Records to use
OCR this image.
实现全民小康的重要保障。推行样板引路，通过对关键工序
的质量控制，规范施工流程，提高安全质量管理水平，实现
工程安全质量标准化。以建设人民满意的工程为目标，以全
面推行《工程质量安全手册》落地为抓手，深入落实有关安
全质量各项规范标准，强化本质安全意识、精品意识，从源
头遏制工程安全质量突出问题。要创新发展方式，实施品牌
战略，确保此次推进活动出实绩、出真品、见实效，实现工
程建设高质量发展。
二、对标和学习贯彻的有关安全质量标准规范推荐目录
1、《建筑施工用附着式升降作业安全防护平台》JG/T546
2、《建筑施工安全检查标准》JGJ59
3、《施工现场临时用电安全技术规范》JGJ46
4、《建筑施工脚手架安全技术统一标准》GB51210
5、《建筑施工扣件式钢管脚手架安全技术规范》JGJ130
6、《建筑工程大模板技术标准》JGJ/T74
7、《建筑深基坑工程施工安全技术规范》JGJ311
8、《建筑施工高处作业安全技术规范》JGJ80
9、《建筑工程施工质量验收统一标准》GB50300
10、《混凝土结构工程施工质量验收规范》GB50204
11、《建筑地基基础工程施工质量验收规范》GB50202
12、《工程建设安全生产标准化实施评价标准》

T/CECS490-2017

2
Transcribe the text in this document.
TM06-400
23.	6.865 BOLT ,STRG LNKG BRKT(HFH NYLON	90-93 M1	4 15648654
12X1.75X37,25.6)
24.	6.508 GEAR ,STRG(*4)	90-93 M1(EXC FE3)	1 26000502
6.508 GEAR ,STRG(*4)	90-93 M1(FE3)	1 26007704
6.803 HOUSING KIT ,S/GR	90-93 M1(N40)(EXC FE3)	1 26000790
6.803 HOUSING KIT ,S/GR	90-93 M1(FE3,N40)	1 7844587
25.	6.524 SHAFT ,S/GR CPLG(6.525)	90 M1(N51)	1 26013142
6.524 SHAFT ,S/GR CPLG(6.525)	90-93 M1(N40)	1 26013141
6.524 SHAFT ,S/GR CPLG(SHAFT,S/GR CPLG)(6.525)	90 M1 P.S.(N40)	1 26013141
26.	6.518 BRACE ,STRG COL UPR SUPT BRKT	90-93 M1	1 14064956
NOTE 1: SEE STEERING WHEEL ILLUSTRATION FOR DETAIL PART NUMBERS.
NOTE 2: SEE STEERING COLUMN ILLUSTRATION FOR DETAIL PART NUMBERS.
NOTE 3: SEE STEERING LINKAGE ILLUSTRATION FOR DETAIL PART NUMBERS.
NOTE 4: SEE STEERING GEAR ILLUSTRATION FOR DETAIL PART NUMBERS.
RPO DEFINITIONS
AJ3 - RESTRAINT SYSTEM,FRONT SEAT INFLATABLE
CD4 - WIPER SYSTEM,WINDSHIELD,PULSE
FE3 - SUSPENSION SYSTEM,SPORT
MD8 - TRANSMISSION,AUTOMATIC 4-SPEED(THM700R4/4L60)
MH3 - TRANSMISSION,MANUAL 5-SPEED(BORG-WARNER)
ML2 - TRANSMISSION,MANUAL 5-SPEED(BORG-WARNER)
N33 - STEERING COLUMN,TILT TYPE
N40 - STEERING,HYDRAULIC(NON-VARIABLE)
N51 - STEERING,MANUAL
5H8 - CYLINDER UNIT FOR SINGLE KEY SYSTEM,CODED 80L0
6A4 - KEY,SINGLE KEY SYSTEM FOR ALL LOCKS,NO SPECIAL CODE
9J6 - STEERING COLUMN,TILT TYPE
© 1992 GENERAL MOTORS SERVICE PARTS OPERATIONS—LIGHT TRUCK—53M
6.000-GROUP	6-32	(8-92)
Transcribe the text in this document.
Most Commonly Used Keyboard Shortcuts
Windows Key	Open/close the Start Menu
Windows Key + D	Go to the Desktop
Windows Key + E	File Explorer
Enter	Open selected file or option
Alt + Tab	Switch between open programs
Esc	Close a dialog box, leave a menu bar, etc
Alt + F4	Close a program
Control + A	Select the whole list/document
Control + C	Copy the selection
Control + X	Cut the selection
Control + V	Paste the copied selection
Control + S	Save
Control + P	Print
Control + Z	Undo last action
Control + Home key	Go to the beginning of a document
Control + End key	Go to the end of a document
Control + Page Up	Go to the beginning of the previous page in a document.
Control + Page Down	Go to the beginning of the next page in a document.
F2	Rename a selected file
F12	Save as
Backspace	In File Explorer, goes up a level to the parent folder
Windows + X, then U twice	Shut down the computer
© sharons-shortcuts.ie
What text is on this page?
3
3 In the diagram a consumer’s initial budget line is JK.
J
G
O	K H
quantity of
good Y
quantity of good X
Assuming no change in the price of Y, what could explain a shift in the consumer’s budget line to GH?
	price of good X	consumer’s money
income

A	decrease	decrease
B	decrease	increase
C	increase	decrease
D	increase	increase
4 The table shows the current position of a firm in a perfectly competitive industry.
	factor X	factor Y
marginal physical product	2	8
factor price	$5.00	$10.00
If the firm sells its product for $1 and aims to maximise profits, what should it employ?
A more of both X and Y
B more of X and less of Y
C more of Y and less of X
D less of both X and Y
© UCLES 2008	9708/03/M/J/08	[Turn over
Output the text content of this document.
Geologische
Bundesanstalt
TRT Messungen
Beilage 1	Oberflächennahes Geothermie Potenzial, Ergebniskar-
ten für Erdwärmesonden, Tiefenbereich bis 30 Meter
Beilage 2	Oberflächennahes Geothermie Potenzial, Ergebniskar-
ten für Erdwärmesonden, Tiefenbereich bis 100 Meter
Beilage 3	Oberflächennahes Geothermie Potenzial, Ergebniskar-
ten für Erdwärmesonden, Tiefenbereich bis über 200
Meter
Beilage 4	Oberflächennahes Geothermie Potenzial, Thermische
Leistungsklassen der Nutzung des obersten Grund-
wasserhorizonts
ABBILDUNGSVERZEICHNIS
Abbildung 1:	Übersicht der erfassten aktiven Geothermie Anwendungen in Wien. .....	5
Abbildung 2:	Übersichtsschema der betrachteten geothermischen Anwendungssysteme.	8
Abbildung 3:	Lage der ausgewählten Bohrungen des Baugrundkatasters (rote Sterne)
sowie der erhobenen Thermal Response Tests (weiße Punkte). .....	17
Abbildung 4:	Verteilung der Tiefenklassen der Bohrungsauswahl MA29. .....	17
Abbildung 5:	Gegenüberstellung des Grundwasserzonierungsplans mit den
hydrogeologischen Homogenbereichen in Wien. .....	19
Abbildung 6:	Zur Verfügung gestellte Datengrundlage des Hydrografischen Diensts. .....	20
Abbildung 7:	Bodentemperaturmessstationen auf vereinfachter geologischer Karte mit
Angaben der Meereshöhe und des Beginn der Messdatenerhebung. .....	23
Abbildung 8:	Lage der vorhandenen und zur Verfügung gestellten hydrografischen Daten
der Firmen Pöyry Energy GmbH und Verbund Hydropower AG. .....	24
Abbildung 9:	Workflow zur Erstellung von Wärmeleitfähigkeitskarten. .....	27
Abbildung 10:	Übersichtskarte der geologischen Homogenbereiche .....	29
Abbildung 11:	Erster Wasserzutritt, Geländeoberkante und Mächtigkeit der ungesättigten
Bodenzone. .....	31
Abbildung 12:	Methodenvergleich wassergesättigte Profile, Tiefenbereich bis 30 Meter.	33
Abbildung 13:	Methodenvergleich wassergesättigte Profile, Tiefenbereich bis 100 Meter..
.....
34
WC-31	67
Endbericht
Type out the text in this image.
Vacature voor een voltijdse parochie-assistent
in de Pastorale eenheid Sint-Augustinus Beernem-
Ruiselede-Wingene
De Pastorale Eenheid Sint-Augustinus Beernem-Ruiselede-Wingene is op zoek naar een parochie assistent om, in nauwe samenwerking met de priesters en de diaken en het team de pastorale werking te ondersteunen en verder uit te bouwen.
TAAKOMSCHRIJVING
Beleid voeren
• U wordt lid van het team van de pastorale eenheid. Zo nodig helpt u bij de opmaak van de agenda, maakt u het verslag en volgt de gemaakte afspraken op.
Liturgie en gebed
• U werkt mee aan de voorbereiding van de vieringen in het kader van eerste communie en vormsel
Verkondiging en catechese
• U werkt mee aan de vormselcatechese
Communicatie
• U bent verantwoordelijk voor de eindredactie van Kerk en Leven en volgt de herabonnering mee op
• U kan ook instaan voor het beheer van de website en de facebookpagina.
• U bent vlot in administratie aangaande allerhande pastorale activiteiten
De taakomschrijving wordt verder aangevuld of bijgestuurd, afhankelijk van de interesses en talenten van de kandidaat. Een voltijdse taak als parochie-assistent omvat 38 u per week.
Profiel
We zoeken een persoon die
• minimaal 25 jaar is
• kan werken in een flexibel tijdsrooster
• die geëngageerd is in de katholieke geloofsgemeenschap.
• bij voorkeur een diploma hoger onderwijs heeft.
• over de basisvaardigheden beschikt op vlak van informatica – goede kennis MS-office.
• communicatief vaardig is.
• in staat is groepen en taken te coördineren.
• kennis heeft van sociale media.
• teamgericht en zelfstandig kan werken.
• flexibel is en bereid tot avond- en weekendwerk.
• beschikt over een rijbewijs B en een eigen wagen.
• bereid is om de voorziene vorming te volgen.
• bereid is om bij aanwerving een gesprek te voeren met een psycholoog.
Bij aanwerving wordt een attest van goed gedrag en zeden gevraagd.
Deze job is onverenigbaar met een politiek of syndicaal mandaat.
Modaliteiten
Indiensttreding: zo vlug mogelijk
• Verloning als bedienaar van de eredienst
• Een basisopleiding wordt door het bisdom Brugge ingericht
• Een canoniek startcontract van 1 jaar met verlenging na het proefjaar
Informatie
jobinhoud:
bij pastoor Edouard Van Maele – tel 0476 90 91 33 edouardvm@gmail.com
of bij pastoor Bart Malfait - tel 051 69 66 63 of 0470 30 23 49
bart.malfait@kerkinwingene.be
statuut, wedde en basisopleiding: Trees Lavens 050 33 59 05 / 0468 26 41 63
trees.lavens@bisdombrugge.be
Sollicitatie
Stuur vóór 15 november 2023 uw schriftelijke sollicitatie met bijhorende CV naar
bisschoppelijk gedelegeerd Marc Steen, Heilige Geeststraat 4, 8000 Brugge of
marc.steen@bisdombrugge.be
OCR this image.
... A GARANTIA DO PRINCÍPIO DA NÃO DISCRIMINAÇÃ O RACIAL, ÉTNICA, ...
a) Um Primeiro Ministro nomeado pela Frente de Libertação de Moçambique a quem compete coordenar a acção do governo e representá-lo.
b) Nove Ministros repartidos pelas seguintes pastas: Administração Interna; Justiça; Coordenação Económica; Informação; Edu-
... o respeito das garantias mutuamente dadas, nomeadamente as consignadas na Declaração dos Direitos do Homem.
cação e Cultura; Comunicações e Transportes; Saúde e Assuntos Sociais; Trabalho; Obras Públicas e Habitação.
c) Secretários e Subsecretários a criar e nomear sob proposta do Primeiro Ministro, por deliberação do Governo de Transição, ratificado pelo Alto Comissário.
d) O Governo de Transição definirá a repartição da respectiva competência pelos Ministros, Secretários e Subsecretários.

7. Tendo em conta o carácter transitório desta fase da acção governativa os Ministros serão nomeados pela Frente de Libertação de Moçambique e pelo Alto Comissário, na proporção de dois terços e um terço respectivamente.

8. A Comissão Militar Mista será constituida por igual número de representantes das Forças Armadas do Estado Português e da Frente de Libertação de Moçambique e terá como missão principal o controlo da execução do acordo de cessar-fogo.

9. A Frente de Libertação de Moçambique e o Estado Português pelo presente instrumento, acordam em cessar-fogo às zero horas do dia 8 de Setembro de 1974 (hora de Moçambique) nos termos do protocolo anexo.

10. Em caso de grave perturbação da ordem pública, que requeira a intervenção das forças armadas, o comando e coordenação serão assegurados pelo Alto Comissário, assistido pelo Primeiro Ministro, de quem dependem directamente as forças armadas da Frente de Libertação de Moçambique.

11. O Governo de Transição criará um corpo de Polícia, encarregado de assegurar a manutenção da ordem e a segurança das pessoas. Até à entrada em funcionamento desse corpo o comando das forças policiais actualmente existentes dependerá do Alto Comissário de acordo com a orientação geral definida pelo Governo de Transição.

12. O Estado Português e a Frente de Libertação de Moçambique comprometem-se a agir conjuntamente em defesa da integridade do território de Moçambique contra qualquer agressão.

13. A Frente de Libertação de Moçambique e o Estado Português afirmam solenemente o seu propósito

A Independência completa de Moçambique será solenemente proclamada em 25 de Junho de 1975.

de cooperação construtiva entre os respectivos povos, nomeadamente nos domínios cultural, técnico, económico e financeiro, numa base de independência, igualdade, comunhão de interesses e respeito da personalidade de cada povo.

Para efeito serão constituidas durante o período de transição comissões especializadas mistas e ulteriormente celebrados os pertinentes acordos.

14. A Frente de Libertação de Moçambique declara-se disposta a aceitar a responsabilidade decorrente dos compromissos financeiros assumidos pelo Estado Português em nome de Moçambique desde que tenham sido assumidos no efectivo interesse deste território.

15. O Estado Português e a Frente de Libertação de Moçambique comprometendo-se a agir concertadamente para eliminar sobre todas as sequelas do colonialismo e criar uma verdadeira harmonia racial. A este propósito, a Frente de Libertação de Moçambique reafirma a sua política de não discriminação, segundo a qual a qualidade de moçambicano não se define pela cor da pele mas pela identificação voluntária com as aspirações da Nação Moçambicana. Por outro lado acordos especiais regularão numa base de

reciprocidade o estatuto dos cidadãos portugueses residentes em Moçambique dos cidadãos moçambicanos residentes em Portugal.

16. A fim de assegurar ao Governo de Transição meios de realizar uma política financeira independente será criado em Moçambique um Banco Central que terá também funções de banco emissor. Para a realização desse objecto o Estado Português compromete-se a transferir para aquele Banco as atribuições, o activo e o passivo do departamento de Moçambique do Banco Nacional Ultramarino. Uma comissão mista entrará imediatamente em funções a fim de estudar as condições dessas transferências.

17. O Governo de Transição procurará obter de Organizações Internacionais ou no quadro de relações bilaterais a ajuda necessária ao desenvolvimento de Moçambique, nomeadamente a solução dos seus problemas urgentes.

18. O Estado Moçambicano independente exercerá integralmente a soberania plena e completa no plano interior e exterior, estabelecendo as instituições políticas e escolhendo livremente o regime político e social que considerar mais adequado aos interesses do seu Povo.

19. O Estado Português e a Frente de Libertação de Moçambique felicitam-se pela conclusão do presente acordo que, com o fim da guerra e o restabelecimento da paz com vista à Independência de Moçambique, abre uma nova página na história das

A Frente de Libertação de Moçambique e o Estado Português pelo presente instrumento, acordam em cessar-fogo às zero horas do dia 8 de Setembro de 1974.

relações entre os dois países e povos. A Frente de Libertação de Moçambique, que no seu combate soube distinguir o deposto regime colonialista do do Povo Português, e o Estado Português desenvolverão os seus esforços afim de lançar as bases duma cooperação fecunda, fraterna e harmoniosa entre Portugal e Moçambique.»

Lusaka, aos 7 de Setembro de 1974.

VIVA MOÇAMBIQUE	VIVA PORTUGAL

Problem details
Select every line where the word "decrease" occurs.

Complete response
A	decrease	decrease
B	decrease	increase
C	increase	decrease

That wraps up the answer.